Copy out each line that has "label" in it.

Dataset rows:
• • • •

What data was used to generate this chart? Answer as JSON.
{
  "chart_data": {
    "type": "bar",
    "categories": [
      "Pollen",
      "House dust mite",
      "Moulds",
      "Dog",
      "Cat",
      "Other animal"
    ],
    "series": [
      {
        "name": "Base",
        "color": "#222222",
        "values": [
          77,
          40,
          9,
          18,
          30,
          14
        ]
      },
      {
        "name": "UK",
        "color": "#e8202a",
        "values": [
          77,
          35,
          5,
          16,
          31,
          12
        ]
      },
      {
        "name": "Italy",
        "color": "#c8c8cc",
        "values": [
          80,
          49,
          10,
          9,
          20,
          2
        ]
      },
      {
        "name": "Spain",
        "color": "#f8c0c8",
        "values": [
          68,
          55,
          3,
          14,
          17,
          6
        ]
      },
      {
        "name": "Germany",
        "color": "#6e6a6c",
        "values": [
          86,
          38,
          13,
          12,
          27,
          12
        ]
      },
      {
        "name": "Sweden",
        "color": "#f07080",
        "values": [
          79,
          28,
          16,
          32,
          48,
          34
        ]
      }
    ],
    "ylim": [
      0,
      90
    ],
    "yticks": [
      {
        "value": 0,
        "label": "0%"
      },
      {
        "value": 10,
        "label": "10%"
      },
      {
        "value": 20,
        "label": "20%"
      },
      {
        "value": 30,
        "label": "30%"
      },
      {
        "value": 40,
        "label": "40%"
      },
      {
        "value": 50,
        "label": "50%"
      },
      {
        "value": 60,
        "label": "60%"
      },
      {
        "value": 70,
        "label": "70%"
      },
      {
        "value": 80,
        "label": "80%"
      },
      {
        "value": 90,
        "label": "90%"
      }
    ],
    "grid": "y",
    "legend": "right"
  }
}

• • • •

Finished exercise:
        "label": "0%"
        "label": "10%"
        "label": "20%"
        "label": "30%"
        "label": "40%"
        "label": "50%"
        "label": "60%"
        "label": "70%"
        "label": "80%"
        "label": "90%"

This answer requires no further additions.